BEGIN DATASET ROWS
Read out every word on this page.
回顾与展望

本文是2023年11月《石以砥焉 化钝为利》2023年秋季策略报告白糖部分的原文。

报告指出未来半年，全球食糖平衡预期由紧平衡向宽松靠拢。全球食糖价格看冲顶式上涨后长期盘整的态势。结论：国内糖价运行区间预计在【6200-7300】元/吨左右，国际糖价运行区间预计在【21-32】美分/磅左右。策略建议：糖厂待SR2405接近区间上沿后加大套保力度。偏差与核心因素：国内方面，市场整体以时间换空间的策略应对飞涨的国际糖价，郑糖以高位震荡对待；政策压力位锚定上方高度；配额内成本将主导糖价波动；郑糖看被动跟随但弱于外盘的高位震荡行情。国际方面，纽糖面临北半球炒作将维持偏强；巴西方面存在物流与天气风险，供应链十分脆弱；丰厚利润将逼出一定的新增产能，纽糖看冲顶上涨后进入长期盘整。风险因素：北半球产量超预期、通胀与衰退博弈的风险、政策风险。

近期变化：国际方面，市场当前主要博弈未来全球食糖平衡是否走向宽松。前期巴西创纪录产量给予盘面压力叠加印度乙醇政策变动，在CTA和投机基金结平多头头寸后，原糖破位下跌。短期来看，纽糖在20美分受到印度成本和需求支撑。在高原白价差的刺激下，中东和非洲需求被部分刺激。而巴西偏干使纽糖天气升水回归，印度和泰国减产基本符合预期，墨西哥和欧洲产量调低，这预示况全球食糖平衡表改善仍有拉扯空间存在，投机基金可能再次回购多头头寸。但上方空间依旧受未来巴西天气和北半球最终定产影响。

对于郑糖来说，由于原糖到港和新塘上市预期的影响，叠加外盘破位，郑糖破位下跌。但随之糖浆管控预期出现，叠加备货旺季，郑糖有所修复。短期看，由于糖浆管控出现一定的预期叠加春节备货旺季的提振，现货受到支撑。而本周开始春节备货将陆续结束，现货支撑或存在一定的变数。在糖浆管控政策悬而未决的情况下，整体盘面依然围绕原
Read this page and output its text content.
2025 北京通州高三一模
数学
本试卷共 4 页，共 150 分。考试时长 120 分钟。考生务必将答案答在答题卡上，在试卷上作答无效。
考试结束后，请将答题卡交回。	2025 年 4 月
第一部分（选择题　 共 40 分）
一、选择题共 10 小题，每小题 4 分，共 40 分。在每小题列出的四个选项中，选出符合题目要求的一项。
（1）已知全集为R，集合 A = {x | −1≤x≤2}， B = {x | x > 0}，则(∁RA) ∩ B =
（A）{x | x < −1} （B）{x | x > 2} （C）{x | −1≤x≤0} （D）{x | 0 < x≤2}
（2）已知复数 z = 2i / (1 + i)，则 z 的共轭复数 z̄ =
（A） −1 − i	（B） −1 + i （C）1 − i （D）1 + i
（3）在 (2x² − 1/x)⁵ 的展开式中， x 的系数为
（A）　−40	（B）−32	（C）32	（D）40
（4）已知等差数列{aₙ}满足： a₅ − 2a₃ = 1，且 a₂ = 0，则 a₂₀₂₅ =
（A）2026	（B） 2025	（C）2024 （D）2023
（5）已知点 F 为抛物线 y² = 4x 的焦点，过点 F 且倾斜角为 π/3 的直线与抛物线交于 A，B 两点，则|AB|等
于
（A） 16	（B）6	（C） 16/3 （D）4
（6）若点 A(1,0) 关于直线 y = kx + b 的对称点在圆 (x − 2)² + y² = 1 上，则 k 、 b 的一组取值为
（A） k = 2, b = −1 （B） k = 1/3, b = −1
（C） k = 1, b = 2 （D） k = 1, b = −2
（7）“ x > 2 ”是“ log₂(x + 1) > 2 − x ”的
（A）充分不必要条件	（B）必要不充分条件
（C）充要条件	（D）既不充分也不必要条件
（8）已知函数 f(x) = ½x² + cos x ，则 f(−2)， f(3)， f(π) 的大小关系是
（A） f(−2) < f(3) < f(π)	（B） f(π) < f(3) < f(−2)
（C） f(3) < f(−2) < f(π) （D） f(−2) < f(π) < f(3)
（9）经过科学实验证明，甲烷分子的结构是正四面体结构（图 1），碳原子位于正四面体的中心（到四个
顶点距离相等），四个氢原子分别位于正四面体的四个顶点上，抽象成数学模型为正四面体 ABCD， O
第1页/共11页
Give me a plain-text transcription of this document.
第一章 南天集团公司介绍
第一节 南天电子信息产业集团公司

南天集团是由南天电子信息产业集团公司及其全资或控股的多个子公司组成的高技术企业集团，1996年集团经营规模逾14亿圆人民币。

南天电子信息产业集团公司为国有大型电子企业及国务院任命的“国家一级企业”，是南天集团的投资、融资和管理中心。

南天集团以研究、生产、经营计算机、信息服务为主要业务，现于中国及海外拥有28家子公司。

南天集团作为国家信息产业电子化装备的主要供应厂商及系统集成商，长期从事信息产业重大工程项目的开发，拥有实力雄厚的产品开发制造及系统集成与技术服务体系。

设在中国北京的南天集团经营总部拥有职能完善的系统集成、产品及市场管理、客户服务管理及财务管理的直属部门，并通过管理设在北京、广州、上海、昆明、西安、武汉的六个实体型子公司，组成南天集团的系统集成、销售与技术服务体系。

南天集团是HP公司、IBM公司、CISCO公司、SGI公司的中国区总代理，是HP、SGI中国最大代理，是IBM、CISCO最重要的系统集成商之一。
END DATASET ROWS
[EXERCISE DESCRIPTION] Print nothing but the lines from the line with "Give me a plain-text" to the last line of the records above. Both of those lines count.

[RESULT OF THE EXERCISE]
Give me a plain-text transcription of this document.
第一章 南天集团公司介绍
第一节 南天电子信息产业集团公司

南天集团是由南天电子信息产业集团公司及其全资或控股的多个子公司组成的高技术企业集团，1996年集团经营规模逾14亿圆人民币。

南天电子信息产业集团公司为国有大型电子企业及国务院任命的“国家一级企业”，是南天集团的投资、融资和管理中心。

南天集团以研究、生产、经营计算机、信息服务为主要业务，现于中国及海外拥有28家子公司。

南天集团作为国家信息产业电子化装备的主要供应厂商及系统集成商，长期从事信息产业重大工程项目的开发，拥有实力雄厚的产品开发制造及系统集成与技术服务体系。

设在中国北京的南天集团经营总部拥有职能完善的系统集成、产品及市场管理、客户服务管理及财务管理的直属部门，并通过管理设在北京、广州、上海、昆明、西安、武汉的六个实体型子公司，组成南天集团的系统集成、销售与技术服务体系。

南天集团是HP公司、IBM公司、CISCO公司、SGI公司的中国区总代理，是HP、SGI中国最大代理，是IBM、CISCO最重要的系统集成商之一。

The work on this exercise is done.